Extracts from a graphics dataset
_____
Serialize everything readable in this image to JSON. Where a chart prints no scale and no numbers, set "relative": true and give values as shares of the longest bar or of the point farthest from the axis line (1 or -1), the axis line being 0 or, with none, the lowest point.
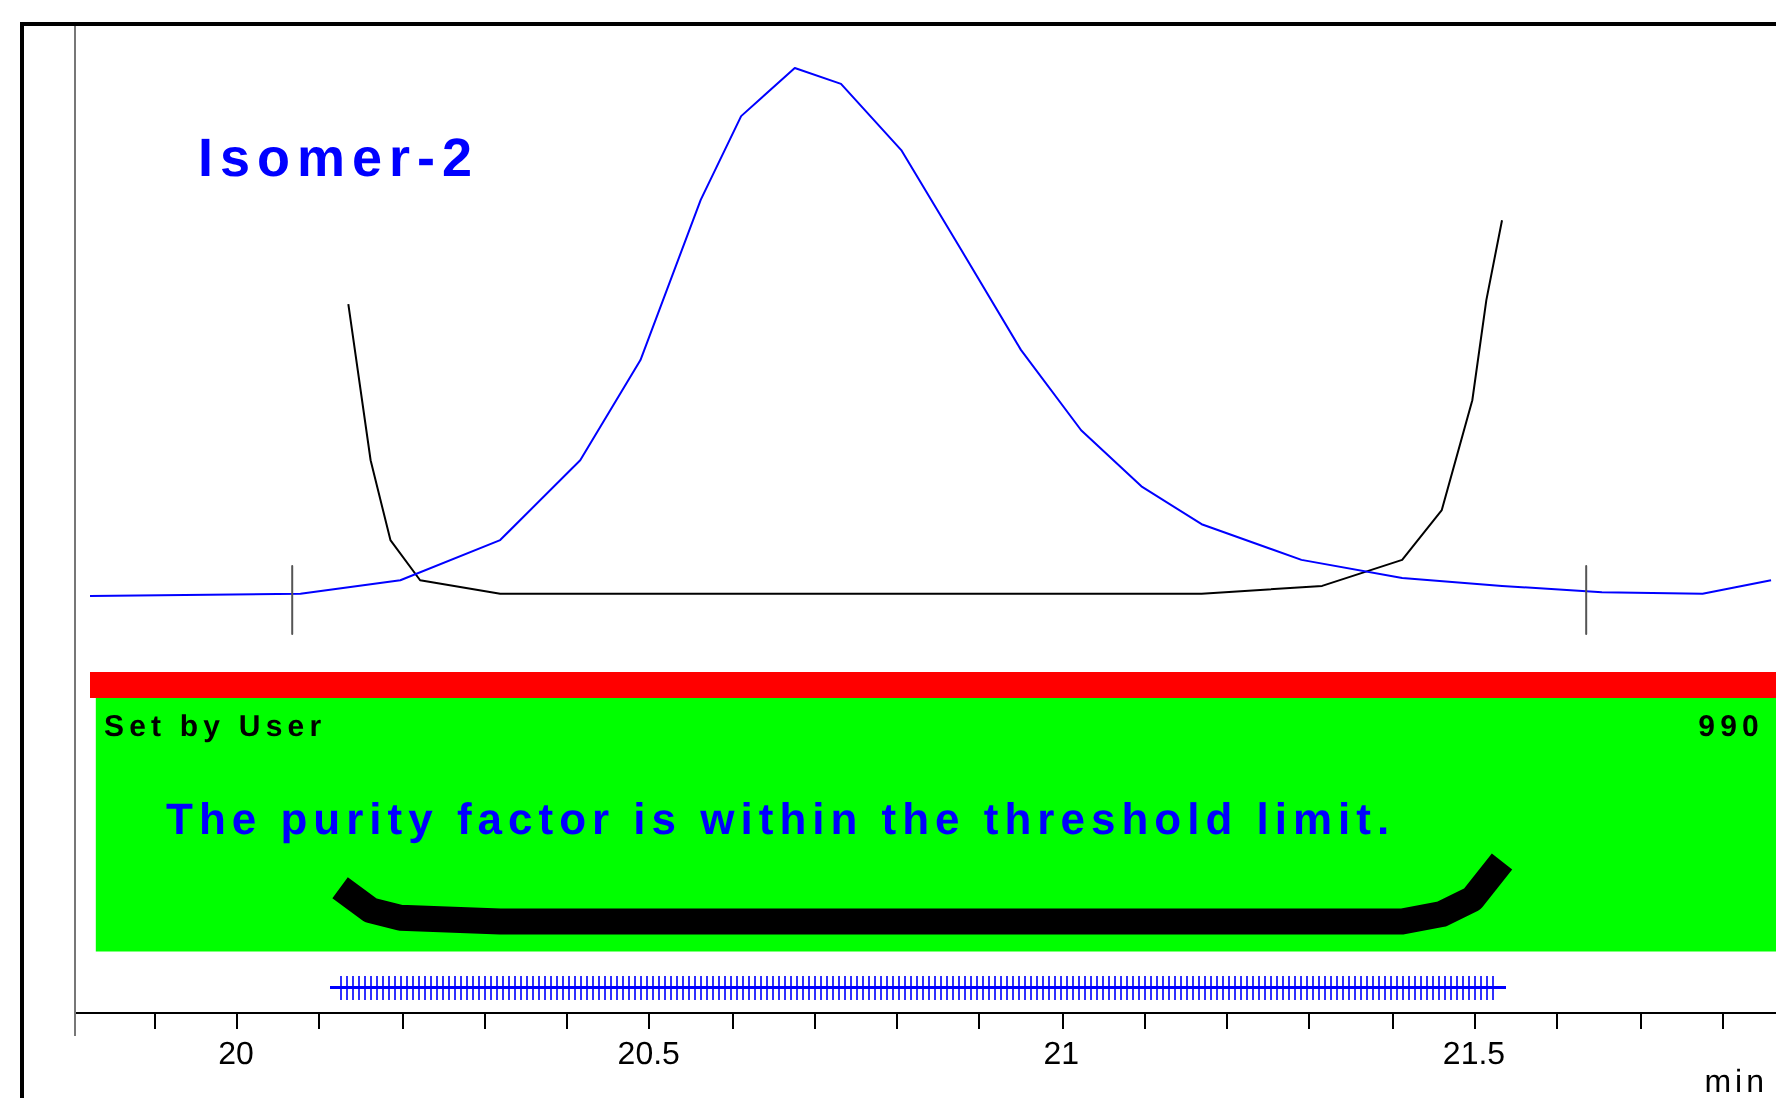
{
  "chart_data": [
    {
      "type": "line",
      "relative": true,
      "tick_labels": false,
      "xlim": [
        19.806,
        21.866
      ],
      "annotations": [
        "Isomer-2"
      ],
      "series": [
        {
          "color": "#555555",
          "x": [
            20.068,
            20.068
          ],
          "values": [
            0.12,
            0
          ]
        },
        {
          "color": "#555555",
          "x": [
            21.636,
            21.636
          ],
          "values": [
            0.12,
            0
          ]
        },
        {
          "color": "#0000ff",
          "x": [
            19.823,
            20.078,
            20.199,
            20.32,
            20.417,
            20.49,
            20.563,
            20.612,
            20.677,
            20.733,
            20.806,
            20.879,
            20.951,
            21.024,
            21.097,
            21.17,
            21.291,
            21.413,
            21.534,
            21.655,
            21.777,
            21.86
          ],
          "values": [
            0.067,
            0.071,
            0.095,
            0.166,
            0.307,
            0.484,
            0.767,
            0.915,
            1,
            0.972,
            0.855,
            0.678,
            0.502,
            0.36,
            0.261,
            0.194,
            0.131,
            0.099,
            0.085,
            0.074,
            0.071,
            0.095
          ]
        },
        {
          "color": "#000000",
          "x": [
            20.136,
            20.163,
            20.187,
            20.223,
            20.32,
            20.7,
            21.17,
            21.316,
            21.413,
            21.461,
            21.498,
            21.515,
            21.534
          ],
          "values": [
            0.583,
            0.307,
            0.166,
            0.095,
            0.071,
            0.071,
            0.071,
            0.085,
            0.131,
            0.219,
            0.413,
            0.59,
            0.731
          ]
        }
      ]
    },
    {
      "type": "line",
      "relative": true,
      "xlim": [
        19.806,
        21.866
      ],
      "xlabel": "min",
      "xticks": [
        {
          "value": 19.9,
          "label": null
        },
        20,
        {
          "value": 20.1,
          "label": null
        },
        {
          "value": 20.2,
          "label": null
        },
        {
          "value": 20.3,
          "label": null
        },
        {
          "value": 20.4,
          "label": null
        },
        20.5,
        {
          "value": 20.6,
          "label": null
        },
        {
          "value": 20.7,
          "label": null
        },
        {
          "value": 20.8,
          "label": null
        },
        {
          "value": 20.9,
          "label": null
        },
        21,
        {
          "value": 21.1,
          "label": null
        },
        {
          "value": 21.2,
          "label": null
        },
        {
          "value": 21.3,
          "label": null
        },
        {
          "value": 21.4,
          "label": null
        },
        21.5,
        {
          "value": 21.6,
          "label": null
        },
        {
          "value": 21.7,
          "label": null
        },
        {
          "value": 21.8,
          "label": null
        }
      ],
      "annotations": [
        "Set by User",
        "990",
        "The purity factor is within the threshold limit."
      ],
      "bands": [
        {
          "axis": "x",
          "from": 19.83,
          "to": 21.866,
          "color": "#00ff00"
        }
      ],
      "series": [
        {
          "color": "#000000",
          "x": [
            20.126,
            20.163,
            20.199,
            20.32,
            20.927,
            21.413,
            21.461,
            21.498,
            21.534
          ],
          "values": [
            0.825,
            0.675,
            0.625,
            0.6,
            0.6,
            0.6,
            0.65,
            0.75,
            1
          ]
        }
      ]
    }
  ]
}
_____
WHAT YOU WILL DO
All entries are to be retyped exactly. Omit any embedded images.

ANSWER IN FULL
Serialize everything readable in this image to JSON. Where a chart prints no scale and no numbers, set "relative": true and give values as shares of the longest bar or of the point farthest from the axis line (1 or -1), the axis line being 0 or, with none, the lowest point.
{
  "chart_data": [
    {
      "type": "line",
      "relative": true,
      "tick_labels": false,
      "xlim": [
        19.806,
        21.866
      ],
      "annotations": [
        "Isomer-2"
      ],
      "series": [
        {
          "color": "#555555",
          "x": [
            20.068,
            20.068
          ],
          "values": [
            0.12,
            0
          ]
        },
        {
          "color": "#555555",
          "x": [
            21.636,
            21.636
          ],
          "values": [
            0.12,
            0
          ]
        },
        {
          "color": "#0000ff",
          "x": [
            19.823,
            20.078,
            20.199,
            20.32,
            20.417,
            20.49,
            20.563,
            20.612,
            20.677,
            20.733,
            20.806,
            20.879,
            20.951,
            21.024,
            21.097,
            21.17,
            21.291,
            21.413,
            21.534,
            21.655,
            21.777,
            21.86
          ],
          "values": [
            0.067,
            0.071,
            0.095,
            0.166,
            0.307,
            0.484,
            0.767,
            0.915,
            1,
            0.972,
            0.855,
            0.678,
            0.502,
            0.36,
            0.261,
            0.194,
            0.131,
            0.099,
            0.085,
            0.074,
            0.071,
            0.095
          ]
        },
        {
          "color": "#000000",
          "x": [
            20.136,
            20.163,
            20.187,
            20.223,
            20.32,
            20.7,
            21.17,
            21.316,
            21.413,
            21.461,
            21.498,
            21.515,
            21.534
          ],
          "values": [
            0.583,
            0.307,
            0.166,
            0.095,
            0.071,
            0.071,
            0.071,
            0.085,
            0.131,
            0.219,
            0.413,
            0.59,
            0.731
          ]
        }
      ]
    },
    {
      "type": "line",
      "relative": true,
      "xlim": [
        19.806,
        21.866
      ],
      "xlabel": "min",
      "xticks": [
        {
          "value": 19.9,
          "label": null
        },
        20,
        {
          "value": 20.1,
          "label": null
        },
        {
          "value": 20.2,
          "label": null
        },
        {
          "value": 20.3,
          "label": null
        },
        {
          "value": 20.4,
          "label": null
        },
        20.5,
        {
          "value": 20.6,
          "label": null
        },
        {
          "value": 20.7,
          "label": null
        },
        {
          "value": 20.8,
          "label": null
        },
        {
          "value": 20.9,
          "label": null
        },
        21,
        {
          "value": 21.1,
          "label": null
        },
        {
          "value": 21.2,
          "label": null
        },
        {
          "value": 21.3,
          "label": null
        },
        {
          "value": 21.4,
          "label": null
        },
        21.5,
        {
          "value": 21.6,
          "label": null
        },
        {
          "value": 21.7,
          "label": null
        },
        {
          "value": 21.8,
          "label": null
        }
      ],
      "annotations": [
        "Set by User",
        "990",
        "The purity factor is within the threshold limit."
      ],
      "bands": [
        {
          "axis": "x",
          "from": 19.83,
          "to": 21.866,
          "color": "#00ff00"
        }
      ],
      "series": [
        {
          "color": "#000000",
          "x": [
            20.126,
            20.163,
            20.199,
            20.32,
            20.927,
            21.413,
            21.461,
            21.498,
            21.534
          ],
          "values": [
            0.825,
            0.675,
            0.625,
            0.6,
            0.6,
            0.6,
            0.65,
            0.75,
            1
          ]
        }
      ]
    }
  ]
}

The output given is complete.